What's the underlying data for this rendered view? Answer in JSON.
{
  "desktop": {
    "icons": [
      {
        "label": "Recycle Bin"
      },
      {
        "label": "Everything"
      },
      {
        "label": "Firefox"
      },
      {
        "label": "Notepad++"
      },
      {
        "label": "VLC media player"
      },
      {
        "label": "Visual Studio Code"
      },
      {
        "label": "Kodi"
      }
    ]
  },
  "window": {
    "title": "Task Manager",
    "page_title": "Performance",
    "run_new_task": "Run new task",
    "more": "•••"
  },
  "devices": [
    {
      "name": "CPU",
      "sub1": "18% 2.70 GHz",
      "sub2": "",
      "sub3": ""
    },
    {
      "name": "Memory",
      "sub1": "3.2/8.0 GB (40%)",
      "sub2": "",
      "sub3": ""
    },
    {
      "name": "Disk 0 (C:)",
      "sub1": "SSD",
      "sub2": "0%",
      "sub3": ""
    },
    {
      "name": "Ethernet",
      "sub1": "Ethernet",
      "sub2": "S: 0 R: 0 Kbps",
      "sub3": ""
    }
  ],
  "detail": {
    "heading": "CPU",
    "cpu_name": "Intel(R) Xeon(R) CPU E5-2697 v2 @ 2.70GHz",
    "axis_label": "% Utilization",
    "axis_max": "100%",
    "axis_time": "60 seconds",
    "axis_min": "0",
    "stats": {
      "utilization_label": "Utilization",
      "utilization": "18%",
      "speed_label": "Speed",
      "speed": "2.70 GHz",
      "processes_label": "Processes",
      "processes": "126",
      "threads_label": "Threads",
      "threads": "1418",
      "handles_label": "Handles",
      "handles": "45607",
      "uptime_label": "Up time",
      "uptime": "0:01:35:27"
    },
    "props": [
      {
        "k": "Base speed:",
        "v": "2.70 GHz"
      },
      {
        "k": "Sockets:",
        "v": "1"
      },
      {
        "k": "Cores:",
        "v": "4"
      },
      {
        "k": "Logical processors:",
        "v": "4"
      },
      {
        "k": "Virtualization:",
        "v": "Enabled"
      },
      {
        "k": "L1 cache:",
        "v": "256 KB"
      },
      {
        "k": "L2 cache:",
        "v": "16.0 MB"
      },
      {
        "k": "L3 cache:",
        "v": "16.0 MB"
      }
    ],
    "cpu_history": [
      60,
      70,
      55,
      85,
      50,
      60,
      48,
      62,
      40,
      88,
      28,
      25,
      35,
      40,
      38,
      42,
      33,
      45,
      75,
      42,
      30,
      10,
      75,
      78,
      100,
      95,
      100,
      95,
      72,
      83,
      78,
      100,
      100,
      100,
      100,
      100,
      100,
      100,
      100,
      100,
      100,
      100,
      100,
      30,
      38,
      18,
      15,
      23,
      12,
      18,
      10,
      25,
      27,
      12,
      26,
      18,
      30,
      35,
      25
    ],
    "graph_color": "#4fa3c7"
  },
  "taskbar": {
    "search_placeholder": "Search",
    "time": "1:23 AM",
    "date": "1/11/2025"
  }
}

________________________________________

Copy every line exactly. Leave nothing out.

What's the underlying data for this rendered view? Answer in JSON.
{
  "desktop": {
    "icons": [
      {
        "label": "Recycle Bin"
      },
      {
        "label": "Everything"
      },
      {
        "label": "Firefox"
      },
      {
        "label": "Notepad++"
      },
      {
        "label": "VLC media player"
      },
      {
        "label": "Visual Studio Code"
      },
      {
        "label": "Kodi"
      }
    ]
  },
  "window": {
    "title": "Task Manager",
    "page_title": "Performance",
    "run_new_task": "Run new task",
    "more": "•••"
  },
  "devices": [
    {
      "name": "CPU",
      "sub1": "18% 2.70 GHz",
      "sub2": "",
      "sub3": ""
    },
    {
      "name": "Memory",
      "sub1": "3.2/8.0 GB (40%)",
      "sub2": "",
      "sub3": ""
    },
    {
      "name": "Disk 0 (C:)",
      "sub1": "SSD",
      "sub2": "0%",
      "sub3": ""
    },
    {
      "name": "Ethernet",
      "sub1": "Ethernet",
      "sub2": "S: 0 R: 0 Kbps",
      "sub3": ""
    }
  ],
  "detail": {
    "heading": "CPU",
    "cpu_name": "Intel(R) Xeon(R) CPU E5-2697 v2 @ 2.70GHz",
    "axis_label": "% Utilization",
    "axis_max": "100%",
    "axis_time": "60 seconds",
    "axis_min": "0",
    "stats": {
      "utilization_label": "Utilization",
      "utilization": "18%",
      "speed_label": "Speed",
      "speed": "2.70 GHz",
      "processes_label": "Processes",
      "processes": "126",
      "threads_label": "Threads",
      "threads": "1418",
      "handles_label": "Handles",
      "handles": "45607",
      "uptime_label": "Up time",
      "uptime": "0:01:35:27"
    },
    "props": [
      {
        "k": "Base speed:",
        "v": "2.70 GHz"
      },
      {
        "k": "Sockets:",
        "v": "1"
      },
      {
        "k": "Cores:",
        "v": "4"
      },
      {
        "k": "Logical processors:",
        "v": "4"
      },
      {
        "k": "Virtualization:",
        "v": "Enabled"
      },
      {
        "k": "L1 cache:",
        "v": "256 KB"
      },
      {
        "k": "L2 cache:",
        "v": "16.0 MB"
      },
      {
        "k": "L3 cache:",
        "v": "16.0 MB"
      }
    ],
    "cpu_history": [
      60,
      70,
      55,
      85,
      50,
      60,
      48,
      62,
      40,
      88,
      28,
      25,
      35,
      40,
      38,
      42,
      33,
      45,
      75,
      42,
      30,
      10,
      75,
      78,
      100,
      95,
      100,
      95,
      72,
      83,
      78,
      100,
      100,
      100,
      100,
      100,
      100,
      100,
      100,
      100,
      100,
      100,
      100,
      30,
      38,
      18,
      15,
      23,
      12,
      18,
      10,
      25,
      27,
      12,
      26,
      18,
      30,
      35,
      25
    ],
    "graph_color": "#4fa3c7"
  },
  "taskbar": {
    "search_placeholder": "Search",
    "time": "1:23 AM",
    "date": "1/11/2025"
  }
}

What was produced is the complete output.